» **Task goal**: Please rewrite the lines starting with the line that contains "segment this screenshot: for" and going on through the line that contains "cell-player-id: 404 (40, 330, 75, 353)", substituting "grid-row" for every "table-row" and leaving all else unchanged.

◇ ◇ ◇ ◇ ◇ ◇ ◇

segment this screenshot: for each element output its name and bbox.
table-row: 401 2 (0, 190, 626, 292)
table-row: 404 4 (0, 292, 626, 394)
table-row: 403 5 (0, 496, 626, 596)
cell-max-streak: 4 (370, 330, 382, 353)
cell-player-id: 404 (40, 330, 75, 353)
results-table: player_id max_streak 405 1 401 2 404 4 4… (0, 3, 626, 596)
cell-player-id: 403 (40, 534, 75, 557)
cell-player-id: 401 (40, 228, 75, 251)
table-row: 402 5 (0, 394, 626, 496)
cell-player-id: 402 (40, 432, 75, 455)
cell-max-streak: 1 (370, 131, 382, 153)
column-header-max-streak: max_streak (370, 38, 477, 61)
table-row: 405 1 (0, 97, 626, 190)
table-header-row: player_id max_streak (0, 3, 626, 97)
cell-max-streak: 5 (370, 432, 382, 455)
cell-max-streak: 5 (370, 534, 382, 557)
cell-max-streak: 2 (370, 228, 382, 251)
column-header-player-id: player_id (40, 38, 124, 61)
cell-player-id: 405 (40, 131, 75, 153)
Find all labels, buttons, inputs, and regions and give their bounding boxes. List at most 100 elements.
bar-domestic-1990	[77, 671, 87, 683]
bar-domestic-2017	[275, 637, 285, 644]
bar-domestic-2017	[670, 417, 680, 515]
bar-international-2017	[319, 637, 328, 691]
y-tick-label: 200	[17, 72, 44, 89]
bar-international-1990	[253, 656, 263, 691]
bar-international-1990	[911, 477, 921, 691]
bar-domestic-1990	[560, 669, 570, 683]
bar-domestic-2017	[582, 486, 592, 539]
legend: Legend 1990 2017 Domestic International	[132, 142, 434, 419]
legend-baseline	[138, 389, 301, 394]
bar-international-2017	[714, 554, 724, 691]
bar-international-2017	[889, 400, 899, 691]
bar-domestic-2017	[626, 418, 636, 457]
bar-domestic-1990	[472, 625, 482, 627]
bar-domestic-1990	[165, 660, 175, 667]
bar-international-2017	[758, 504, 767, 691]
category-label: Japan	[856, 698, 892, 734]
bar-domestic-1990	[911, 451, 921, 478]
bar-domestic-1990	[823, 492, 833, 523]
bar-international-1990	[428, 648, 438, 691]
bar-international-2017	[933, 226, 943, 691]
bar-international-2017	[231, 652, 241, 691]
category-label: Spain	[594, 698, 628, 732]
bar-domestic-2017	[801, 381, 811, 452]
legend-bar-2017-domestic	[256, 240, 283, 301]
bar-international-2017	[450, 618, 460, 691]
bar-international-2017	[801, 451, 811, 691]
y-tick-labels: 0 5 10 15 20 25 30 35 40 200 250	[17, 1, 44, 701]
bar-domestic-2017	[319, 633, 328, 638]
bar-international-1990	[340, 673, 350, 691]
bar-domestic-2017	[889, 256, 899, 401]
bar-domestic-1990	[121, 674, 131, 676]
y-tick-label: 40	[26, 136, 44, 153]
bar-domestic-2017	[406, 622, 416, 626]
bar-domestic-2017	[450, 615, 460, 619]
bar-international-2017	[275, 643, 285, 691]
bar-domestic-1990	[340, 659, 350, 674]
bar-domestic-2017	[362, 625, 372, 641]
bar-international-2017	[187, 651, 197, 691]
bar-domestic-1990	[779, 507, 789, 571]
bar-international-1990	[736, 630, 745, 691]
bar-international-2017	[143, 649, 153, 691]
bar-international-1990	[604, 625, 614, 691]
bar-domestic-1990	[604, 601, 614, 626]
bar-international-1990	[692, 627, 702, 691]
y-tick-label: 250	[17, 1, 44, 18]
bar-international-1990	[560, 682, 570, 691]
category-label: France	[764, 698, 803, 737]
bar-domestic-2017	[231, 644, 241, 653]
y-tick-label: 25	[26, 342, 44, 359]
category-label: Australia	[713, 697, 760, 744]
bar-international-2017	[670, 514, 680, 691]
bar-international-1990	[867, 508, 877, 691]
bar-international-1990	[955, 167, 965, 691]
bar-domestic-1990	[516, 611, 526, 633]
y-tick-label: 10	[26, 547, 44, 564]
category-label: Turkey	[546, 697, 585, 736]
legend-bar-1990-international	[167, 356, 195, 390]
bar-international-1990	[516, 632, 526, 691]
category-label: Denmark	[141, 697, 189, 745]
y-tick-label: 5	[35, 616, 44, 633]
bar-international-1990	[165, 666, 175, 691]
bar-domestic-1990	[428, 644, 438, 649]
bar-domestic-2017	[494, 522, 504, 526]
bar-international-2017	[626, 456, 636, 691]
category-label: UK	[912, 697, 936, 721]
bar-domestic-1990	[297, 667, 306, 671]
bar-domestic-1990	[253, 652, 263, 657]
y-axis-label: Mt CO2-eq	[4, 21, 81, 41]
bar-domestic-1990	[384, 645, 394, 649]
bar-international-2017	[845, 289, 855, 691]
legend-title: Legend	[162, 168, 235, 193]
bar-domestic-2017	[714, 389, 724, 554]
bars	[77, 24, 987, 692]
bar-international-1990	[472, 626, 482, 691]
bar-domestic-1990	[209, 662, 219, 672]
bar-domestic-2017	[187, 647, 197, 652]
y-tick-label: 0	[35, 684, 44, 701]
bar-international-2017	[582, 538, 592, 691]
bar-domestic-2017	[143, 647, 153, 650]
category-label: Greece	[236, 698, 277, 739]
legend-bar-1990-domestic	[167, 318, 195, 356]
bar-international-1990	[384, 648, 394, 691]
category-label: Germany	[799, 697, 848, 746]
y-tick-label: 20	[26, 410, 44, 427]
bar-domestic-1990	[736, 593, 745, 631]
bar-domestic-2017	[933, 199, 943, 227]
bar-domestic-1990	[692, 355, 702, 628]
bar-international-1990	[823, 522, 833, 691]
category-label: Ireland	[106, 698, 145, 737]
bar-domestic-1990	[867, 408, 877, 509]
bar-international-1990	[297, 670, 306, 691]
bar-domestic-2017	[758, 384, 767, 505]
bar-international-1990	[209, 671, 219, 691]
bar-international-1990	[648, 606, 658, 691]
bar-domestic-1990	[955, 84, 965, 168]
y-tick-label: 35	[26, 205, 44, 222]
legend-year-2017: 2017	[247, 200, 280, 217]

◇ ◇ ◇ ◇ ◇ ◇ ◇

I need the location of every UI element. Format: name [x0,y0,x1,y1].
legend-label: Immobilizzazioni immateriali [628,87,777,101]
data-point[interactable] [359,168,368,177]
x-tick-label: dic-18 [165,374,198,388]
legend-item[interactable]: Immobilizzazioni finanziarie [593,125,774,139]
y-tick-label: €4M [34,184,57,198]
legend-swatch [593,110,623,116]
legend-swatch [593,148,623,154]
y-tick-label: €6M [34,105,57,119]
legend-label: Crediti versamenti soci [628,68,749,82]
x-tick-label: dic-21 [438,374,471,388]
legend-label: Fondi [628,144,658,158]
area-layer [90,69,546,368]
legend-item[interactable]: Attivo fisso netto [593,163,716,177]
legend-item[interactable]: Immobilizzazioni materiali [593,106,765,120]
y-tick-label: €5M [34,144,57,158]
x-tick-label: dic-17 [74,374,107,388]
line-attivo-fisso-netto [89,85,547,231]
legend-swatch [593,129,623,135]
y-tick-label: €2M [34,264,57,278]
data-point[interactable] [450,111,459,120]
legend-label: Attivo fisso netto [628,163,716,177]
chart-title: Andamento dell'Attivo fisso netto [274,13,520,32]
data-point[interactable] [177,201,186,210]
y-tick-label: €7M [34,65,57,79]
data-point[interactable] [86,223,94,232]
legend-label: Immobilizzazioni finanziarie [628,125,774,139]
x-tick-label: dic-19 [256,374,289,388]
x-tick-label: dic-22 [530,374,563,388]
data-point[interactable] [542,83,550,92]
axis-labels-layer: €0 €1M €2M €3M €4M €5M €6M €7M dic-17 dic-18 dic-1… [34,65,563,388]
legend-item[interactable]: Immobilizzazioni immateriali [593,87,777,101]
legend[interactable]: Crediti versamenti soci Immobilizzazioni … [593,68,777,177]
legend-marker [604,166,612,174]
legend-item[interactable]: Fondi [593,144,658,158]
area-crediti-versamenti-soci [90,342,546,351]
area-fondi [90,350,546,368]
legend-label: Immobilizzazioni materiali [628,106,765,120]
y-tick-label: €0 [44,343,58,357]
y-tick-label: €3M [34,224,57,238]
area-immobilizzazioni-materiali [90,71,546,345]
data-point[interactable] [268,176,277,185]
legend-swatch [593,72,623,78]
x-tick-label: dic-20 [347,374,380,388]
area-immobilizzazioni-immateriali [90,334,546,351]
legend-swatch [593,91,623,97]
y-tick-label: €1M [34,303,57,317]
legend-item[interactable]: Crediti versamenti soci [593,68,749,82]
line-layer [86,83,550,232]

◇ ◇ ◇ ◇ ◇ ◇ ◇

» **Result**:
segment this screenshot: for each element output its name and bbox.
grid-row: 401 2 (0, 190, 626, 292)
grid-row: 404 4 (0, 292, 626, 394)
grid-row: 403 5 (0, 496, 626, 596)
cell-max-streak: 4 (370, 330, 382, 353)
cell-player-id: 404 (40, 330, 75, 353)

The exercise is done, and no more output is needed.